> **INSTRUCTION**: Copy out all lines with the word "million" in them.

> **SOURCE RECORDS**:
◇ ◇ ◇ ◇
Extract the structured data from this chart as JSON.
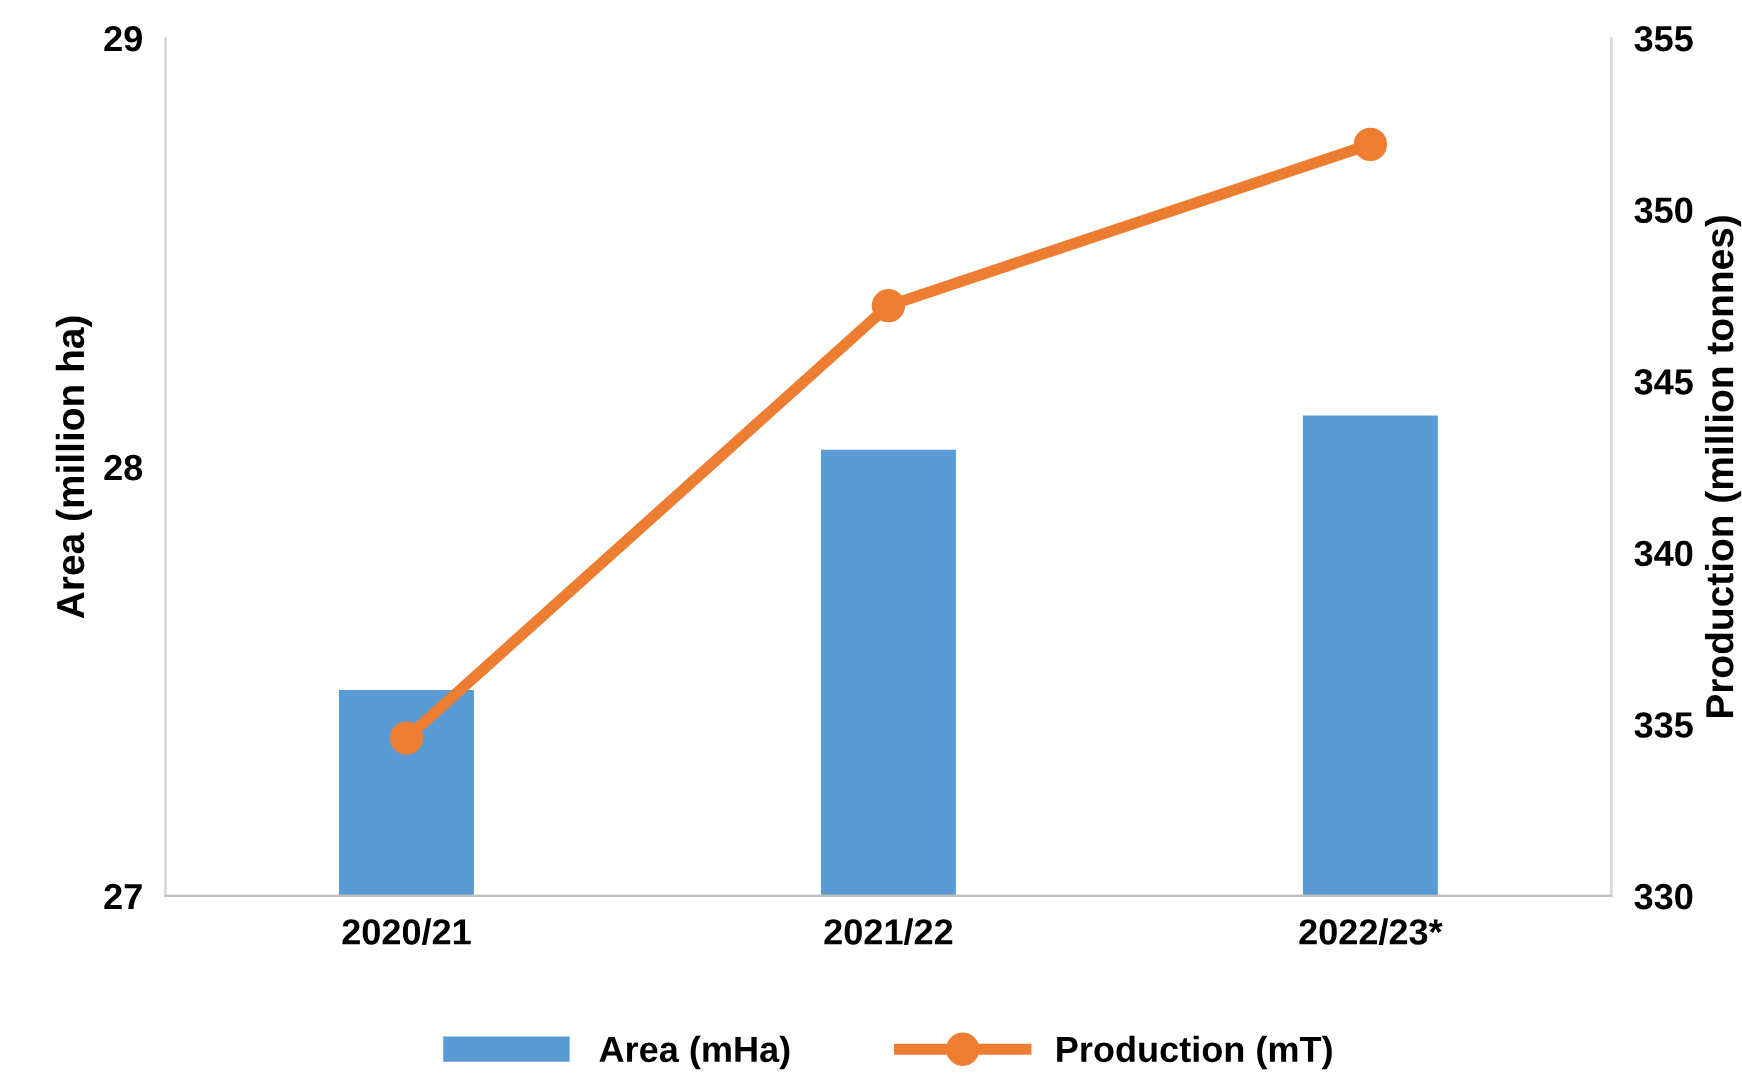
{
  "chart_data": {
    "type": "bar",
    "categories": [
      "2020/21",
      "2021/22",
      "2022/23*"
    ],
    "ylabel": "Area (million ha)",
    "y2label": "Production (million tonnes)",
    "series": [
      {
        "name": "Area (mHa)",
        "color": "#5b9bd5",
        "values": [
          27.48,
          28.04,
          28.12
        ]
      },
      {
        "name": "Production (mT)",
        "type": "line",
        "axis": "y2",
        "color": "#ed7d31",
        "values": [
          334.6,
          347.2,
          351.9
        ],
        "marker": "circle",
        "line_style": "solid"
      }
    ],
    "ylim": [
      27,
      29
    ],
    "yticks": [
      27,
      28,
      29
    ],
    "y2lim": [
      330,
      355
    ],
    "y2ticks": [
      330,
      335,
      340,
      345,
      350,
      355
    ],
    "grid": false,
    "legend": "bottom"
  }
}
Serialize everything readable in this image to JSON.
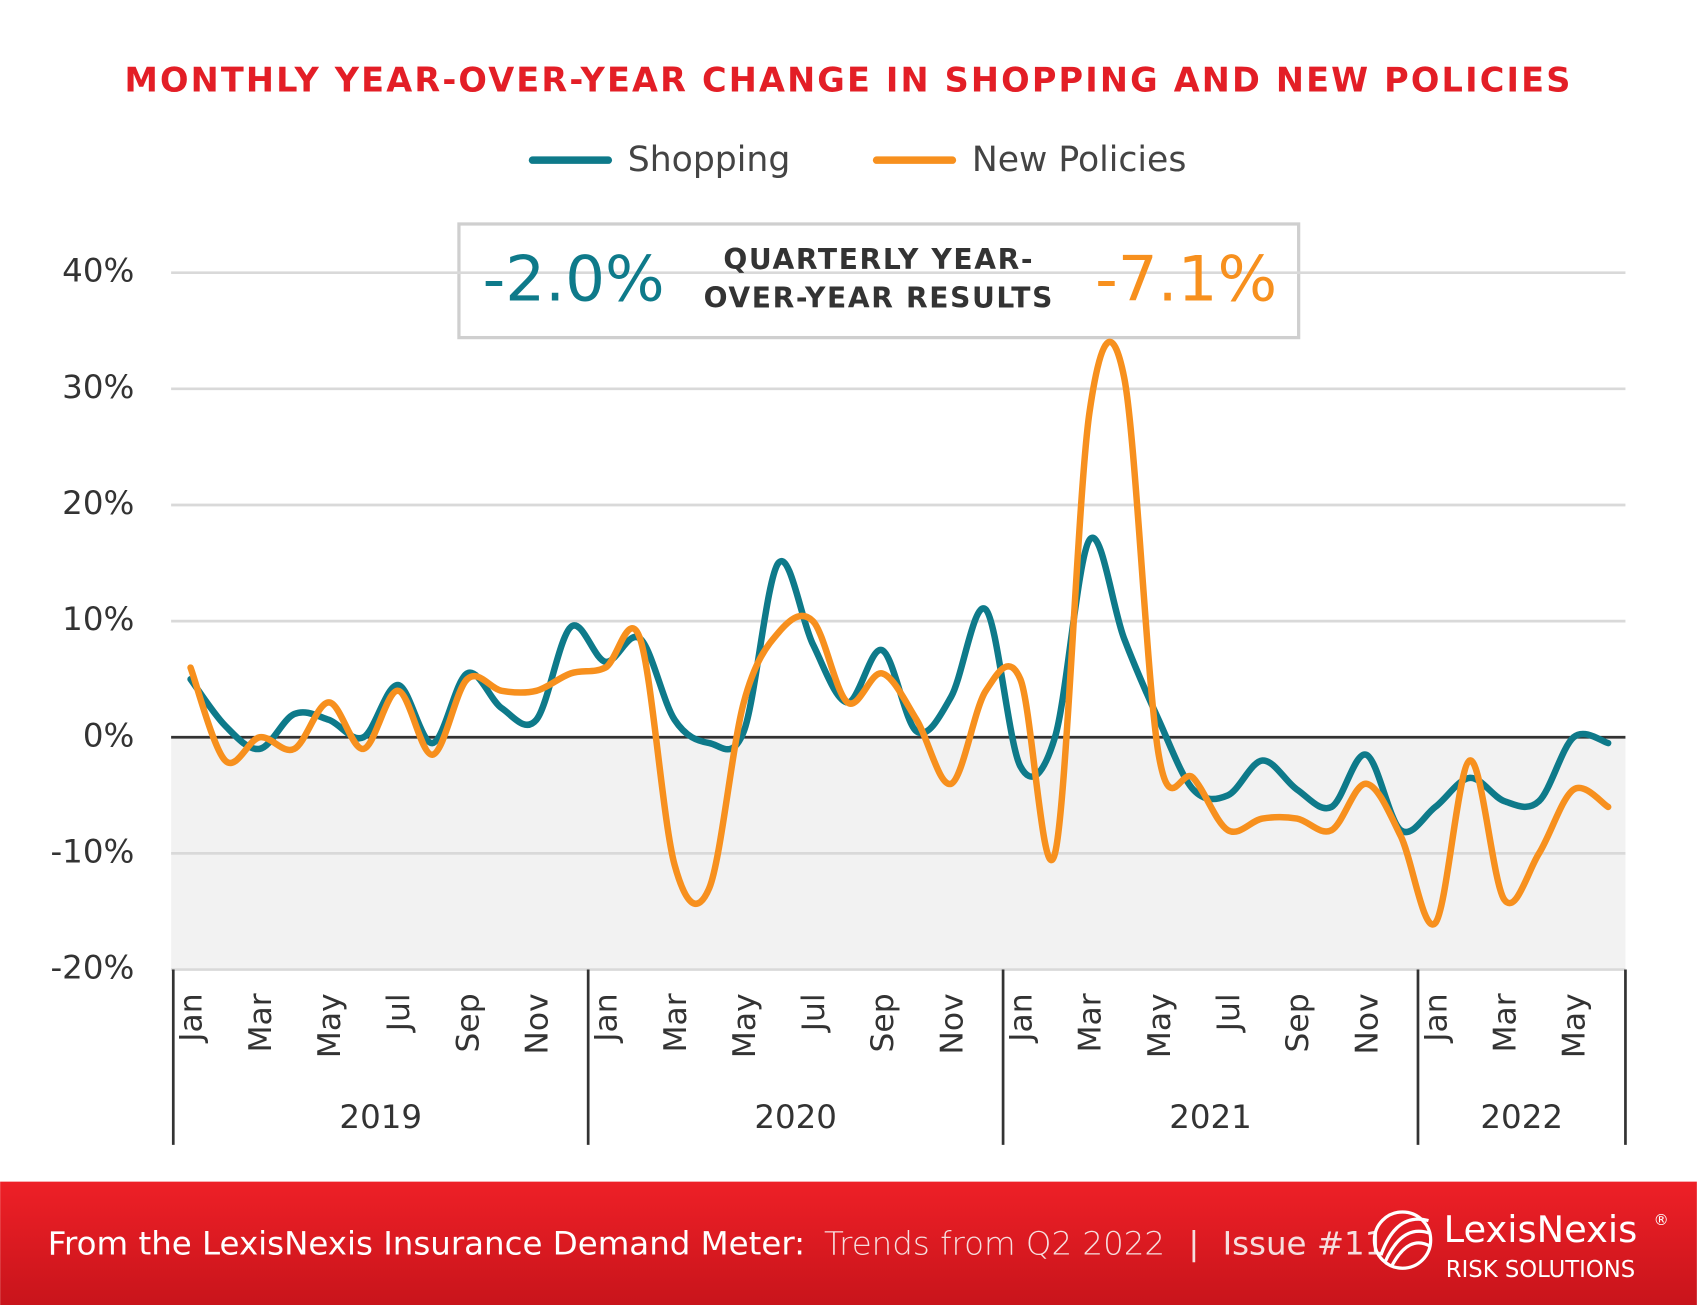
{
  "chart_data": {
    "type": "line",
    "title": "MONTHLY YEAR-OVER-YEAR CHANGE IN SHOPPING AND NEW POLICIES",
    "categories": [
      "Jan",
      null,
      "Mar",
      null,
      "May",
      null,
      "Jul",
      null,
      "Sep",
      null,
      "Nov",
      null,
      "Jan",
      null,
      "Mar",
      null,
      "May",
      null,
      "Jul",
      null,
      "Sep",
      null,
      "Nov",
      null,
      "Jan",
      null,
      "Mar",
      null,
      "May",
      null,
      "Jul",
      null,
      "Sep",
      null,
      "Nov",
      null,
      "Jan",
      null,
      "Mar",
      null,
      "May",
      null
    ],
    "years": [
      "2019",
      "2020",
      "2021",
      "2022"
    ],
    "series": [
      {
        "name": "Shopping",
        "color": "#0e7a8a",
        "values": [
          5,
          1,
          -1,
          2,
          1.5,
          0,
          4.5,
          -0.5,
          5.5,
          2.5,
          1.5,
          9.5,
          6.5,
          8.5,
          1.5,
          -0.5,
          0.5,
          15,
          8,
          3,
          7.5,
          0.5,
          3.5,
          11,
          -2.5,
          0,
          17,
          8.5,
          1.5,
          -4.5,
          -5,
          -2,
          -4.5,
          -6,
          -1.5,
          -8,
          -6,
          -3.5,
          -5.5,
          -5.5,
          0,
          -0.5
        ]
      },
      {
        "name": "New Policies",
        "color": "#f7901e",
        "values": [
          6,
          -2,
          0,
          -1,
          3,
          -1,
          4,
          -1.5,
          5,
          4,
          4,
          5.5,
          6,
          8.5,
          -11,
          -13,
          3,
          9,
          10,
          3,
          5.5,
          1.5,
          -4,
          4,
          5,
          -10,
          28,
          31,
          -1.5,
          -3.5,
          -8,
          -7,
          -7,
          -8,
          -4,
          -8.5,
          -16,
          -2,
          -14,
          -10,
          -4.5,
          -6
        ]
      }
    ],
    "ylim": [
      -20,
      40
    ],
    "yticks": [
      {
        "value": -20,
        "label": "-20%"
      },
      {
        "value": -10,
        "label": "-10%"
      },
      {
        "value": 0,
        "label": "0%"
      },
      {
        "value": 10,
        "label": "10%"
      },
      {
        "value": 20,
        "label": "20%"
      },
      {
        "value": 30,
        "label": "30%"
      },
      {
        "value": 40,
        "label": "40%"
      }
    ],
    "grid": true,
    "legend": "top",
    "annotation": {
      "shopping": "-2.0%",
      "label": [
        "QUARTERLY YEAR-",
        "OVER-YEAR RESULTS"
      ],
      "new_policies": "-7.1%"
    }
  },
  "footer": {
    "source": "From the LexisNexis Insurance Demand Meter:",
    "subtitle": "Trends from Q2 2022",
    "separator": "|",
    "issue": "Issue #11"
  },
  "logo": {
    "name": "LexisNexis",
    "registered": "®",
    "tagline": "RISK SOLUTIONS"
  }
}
◇ ◇ ◇ ◇
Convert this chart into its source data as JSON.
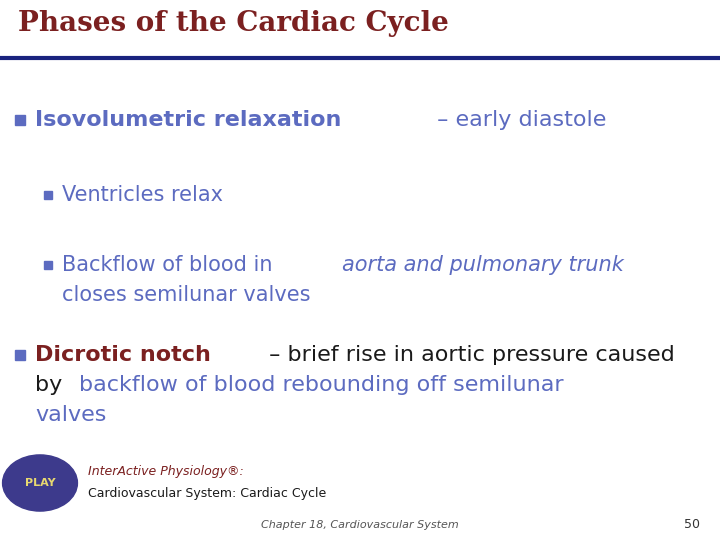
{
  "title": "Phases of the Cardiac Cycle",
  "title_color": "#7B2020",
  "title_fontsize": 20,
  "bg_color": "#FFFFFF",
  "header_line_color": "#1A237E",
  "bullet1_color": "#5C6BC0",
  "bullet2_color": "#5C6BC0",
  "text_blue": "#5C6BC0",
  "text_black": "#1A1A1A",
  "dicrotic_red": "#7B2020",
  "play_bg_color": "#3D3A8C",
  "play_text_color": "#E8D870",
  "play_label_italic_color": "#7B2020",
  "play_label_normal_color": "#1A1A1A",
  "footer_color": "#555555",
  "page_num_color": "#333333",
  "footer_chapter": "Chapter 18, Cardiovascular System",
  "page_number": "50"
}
◇ ◇ ◇ ◇
> **RESULT**:
    "ylabel": "Area (million ha)",
    "y2label": "Production (million tonnes)",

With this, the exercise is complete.